**Task prompt:** Quote the listing below word for word, starting at its very first line and ending at the line that contains "section-title-contraintes: Contraintes naturelles", with both of those lines included.

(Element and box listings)
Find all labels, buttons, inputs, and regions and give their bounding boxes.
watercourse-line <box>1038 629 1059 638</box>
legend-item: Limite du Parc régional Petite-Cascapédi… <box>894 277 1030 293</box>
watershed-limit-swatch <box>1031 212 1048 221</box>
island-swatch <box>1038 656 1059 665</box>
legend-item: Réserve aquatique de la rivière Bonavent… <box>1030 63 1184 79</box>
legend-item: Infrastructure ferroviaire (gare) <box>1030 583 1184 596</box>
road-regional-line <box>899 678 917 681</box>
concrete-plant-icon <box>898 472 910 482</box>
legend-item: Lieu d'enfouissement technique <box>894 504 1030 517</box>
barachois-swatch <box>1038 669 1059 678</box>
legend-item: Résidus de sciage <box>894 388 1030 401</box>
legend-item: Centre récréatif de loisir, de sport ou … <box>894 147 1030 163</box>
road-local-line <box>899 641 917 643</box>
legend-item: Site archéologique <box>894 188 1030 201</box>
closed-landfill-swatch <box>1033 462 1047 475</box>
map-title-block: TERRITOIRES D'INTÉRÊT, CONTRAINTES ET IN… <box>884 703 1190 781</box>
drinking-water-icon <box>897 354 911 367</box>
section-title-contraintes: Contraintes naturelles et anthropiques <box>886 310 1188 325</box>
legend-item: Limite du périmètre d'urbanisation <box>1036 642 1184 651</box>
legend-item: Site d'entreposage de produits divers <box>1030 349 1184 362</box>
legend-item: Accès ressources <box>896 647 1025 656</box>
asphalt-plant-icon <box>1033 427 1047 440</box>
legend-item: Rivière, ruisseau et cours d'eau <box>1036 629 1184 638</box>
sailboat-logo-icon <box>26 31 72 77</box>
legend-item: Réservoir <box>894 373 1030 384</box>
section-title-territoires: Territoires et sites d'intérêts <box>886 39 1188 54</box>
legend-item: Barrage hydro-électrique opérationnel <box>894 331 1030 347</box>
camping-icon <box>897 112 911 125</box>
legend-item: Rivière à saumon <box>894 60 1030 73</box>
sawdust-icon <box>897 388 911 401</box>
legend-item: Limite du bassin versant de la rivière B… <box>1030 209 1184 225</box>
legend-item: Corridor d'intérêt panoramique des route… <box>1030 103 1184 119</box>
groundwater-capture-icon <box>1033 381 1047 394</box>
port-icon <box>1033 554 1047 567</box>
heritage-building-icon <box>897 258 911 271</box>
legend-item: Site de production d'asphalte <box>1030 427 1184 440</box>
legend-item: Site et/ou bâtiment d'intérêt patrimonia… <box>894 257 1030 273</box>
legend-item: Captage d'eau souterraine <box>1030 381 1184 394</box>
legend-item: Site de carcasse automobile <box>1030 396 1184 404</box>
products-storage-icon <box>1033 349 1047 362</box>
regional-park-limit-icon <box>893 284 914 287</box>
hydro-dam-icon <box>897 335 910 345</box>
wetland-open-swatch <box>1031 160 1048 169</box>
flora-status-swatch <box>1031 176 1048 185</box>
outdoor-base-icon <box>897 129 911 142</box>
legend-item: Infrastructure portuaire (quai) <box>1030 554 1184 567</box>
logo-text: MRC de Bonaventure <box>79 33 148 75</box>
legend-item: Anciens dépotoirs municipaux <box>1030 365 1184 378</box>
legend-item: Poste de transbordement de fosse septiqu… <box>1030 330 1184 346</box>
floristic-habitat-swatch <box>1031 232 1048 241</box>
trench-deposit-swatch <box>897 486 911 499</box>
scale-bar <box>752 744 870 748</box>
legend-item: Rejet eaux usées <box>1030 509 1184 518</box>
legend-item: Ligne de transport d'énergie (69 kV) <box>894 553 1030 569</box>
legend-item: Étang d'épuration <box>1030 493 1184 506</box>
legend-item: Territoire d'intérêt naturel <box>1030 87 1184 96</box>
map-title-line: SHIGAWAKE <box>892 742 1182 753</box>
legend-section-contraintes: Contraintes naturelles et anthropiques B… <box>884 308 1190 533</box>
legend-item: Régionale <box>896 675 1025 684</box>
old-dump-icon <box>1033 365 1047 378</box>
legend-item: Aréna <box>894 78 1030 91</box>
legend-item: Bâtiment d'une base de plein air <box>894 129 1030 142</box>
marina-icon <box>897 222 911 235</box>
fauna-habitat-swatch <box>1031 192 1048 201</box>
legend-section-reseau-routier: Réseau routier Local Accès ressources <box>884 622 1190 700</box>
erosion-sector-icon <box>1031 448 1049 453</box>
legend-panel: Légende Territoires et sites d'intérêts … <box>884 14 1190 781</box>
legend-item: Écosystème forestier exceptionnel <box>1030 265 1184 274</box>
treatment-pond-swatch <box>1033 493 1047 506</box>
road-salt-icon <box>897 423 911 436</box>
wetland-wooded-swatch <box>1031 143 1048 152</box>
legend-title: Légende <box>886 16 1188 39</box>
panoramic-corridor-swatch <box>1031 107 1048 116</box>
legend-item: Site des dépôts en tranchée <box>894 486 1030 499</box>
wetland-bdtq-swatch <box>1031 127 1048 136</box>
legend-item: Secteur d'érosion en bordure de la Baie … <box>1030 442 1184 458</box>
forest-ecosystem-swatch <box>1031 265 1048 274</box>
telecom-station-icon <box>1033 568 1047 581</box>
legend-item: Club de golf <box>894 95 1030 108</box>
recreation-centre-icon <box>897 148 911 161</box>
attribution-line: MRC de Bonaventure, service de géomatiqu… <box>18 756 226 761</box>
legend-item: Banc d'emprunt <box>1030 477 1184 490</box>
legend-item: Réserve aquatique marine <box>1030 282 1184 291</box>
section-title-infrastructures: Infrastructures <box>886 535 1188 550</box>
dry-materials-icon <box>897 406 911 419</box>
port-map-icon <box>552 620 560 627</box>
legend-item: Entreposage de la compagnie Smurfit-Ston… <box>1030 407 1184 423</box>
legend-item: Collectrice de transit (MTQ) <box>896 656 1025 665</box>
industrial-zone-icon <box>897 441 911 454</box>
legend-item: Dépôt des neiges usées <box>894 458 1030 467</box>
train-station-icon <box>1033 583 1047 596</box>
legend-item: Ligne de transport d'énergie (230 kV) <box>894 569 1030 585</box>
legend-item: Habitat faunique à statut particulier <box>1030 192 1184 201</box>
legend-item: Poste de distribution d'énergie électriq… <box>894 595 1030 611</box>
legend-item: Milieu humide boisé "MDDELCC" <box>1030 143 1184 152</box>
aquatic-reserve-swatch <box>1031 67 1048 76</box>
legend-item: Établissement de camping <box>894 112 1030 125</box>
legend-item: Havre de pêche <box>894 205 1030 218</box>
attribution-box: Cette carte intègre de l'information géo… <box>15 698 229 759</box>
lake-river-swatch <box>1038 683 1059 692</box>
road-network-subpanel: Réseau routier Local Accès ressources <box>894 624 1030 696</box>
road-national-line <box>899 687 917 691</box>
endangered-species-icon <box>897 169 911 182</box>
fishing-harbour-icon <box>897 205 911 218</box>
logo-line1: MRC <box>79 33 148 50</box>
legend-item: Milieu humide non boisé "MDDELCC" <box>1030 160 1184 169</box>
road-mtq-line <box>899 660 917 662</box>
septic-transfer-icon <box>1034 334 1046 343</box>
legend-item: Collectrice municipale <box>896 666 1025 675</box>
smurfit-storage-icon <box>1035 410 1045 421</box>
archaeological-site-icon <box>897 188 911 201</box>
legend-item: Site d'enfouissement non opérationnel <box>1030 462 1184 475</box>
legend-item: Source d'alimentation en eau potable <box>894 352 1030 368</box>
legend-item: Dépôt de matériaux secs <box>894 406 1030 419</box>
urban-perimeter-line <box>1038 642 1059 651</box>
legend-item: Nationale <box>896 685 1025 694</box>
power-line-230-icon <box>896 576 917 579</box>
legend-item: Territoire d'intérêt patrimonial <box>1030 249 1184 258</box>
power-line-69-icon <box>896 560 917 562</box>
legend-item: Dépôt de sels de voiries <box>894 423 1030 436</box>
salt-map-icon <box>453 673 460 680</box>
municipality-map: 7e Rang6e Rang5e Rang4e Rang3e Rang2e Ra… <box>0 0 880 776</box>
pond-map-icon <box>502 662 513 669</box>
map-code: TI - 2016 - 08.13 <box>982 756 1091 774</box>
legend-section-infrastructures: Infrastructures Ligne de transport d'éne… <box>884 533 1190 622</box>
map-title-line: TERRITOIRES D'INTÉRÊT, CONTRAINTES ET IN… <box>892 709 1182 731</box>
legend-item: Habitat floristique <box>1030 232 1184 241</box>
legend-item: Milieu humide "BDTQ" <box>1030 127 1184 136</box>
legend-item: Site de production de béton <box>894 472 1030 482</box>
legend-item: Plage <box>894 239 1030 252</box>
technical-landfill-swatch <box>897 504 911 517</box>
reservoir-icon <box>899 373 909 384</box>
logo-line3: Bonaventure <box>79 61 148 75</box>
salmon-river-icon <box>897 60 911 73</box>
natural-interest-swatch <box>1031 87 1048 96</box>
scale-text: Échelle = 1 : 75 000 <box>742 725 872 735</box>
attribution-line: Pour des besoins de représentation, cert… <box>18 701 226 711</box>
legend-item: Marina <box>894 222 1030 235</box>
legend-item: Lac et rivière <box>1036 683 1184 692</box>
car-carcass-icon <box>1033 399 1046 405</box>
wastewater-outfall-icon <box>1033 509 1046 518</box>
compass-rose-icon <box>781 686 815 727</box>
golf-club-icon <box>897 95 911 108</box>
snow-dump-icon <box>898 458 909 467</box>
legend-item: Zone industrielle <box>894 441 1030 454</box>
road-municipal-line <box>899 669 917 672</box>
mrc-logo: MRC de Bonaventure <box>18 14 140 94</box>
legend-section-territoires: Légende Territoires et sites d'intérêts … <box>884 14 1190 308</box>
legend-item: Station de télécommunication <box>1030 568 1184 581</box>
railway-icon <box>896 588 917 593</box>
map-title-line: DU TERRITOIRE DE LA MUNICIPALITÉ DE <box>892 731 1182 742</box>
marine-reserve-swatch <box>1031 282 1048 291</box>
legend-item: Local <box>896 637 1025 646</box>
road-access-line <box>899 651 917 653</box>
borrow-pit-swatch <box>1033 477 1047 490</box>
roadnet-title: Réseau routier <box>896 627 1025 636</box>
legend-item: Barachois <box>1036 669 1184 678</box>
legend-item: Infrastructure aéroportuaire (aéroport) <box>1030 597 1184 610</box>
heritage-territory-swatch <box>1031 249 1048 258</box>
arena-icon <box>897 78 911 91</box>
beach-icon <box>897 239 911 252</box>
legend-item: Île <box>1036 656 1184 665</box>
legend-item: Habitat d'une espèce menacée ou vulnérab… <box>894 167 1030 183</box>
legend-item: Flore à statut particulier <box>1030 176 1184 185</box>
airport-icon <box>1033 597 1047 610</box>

**Result of this exercise:**
Find all labels, buttons, inputs, and regions and give their bounding boxes.
watercourse-line <box>1038 629 1059 638</box>
legend-item: Limite du Parc régional Petite-Cascapédi… <box>894 277 1030 293</box>
watershed-limit-swatch <box>1031 212 1048 221</box>
island-swatch <box>1038 656 1059 665</box>
legend-item: Réserve aquatique de la rivière Bonavent… <box>1030 63 1184 79</box>
legend-item: Infrastructure ferroviaire (gare) <box>1030 583 1184 596</box>
road-regional-line <box>899 678 917 681</box>
concrete-plant-icon <box>898 472 910 482</box>
legend-item: Lieu d'enfouissement technique <box>894 504 1030 517</box>
barachois-swatch <box>1038 669 1059 678</box>
legend-item: Résidus de sciage <box>894 388 1030 401</box>
legend-item: Centre récréatif de loisir, de sport ou … <box>894 147 1030 163</box>
road-local-line <box>899 641 917 643</box>
legend-item: Site archéologique <box>894 188 1030 201</box>
closed-landfill-swatch <box>1033 462 1047 475</box>
map-title-block: TERRITOIRES D'INTÉRÊT, CONTRAINTES ET IN… <box>884 703 1190 781</box>
drinking-water-icon <box>897 354 911 367</box>
section-title-contraintes: Contraintes naturelles et anthropiques <box>886 310 1188 325</box>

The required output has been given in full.